What the task asks: Make an exact copy of the listing below.

<<<<

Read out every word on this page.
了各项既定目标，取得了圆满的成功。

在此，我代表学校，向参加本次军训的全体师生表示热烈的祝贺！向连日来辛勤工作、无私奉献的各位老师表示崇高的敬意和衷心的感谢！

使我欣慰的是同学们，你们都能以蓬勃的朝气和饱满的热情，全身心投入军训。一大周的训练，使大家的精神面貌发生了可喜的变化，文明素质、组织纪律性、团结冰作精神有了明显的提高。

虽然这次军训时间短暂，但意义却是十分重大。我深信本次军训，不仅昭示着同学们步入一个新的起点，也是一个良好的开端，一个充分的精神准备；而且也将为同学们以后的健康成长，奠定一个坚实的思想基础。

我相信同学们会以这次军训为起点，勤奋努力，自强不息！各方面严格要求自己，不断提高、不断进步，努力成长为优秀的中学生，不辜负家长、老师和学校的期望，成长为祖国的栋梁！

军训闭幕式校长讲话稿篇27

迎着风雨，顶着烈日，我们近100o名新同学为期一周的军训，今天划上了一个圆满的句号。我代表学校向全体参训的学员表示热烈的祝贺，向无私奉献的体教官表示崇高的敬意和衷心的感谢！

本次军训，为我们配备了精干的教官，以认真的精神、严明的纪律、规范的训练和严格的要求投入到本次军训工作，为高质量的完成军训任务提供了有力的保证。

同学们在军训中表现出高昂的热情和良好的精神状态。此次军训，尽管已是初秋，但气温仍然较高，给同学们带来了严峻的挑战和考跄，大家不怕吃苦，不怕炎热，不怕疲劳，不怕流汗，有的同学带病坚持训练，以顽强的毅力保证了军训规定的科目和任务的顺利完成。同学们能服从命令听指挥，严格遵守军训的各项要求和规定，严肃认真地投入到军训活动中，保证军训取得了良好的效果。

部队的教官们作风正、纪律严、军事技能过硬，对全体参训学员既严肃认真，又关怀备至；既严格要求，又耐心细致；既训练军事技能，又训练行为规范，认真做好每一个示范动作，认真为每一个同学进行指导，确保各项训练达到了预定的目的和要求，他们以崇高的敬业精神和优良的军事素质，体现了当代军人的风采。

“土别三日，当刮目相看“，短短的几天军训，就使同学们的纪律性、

>>>>

Response:
Read out every word on this page.
了各项既定目标，取得了圆满的成功。

在此，我代表学校，向参加本次军训的全体师生表示热烈的祝贺！向连日来辛勤工作、无私奉献的各位老师表示崇高的敬意和衷心的感谢！

使我欣慰的是同学们，你们都能以蓬勃的朝气和饱满的热情，全身心投入军训。一大周的训练，使大家的精神面貌发生了可喜的变化，文明素质、组织纪律性、团结冰作精神有了明显的提高。

虽然这次军训时间短暂，但意义却是十分重大。我深信本次军训，不仅昭示着同学们步入一个新的起点，也是一个良好的开端，一个充分的精神准备；而且也将为同学们以后的健康成长，奠定一个坚实的思想基础。

我相信同学们会以这次军训为起点，勤奋努力，自强不息！各方面严格要求自己，不断提高、不断进步，努力成长为优秀的中学生，不辜负家长、老师和学校的期望，成长为祖国的栋梁！

军训闭幕式校长讲话稿篇27

迎着风雨，顶着烈日，我们近100o名新同学为期一周的军训，今天划上了一个圆满的句号。我代表学校向全体参训的学员表示热烈的祝贺，向无私奉献的体教官表示崇高的敬意和衷心的感谢！

本次军训，为我们配备了精干的教官，以认真的精神、严明的纪律、规范的训练和严格的要求投入到本次军训工作，为高质量的完成军训任务提供了有力的保证。

同学们在军训中表现出高昂的热情和良好的精神状态。此次军训，尽管已是初秋，但气温仍然较高，给同学们带来了严峻的挑战和考跄，大家不怕吃苦，不怕炎热，不怕疲劳，不怕流汗，有的同学带病坚持训练，以顽强的毅力保证了军训规定的科目和任务的顺利完成。同学们能服从命令听指挥，严格遵守军训的各项要求和规定，严肃认真地投入到军训活动中，保证军训取得了良好的效果。

部队的教官们作风正、纪律严、军事技能过硬，对全体参训学员既严肃认真，又关怀备至；既严格要求，又耐心细致；既训练军事技能，又训练行为规范，认真做好每一个示范动作，认真为每一个同学进行指导，确保各项训练达到了预定的目的和要求，他们以崇高的敬业精神和优良的军事素质，体现了当代军人的风采。

“土别三日，当刮目相看“，短短的几天军训，就使同学们的纪律性、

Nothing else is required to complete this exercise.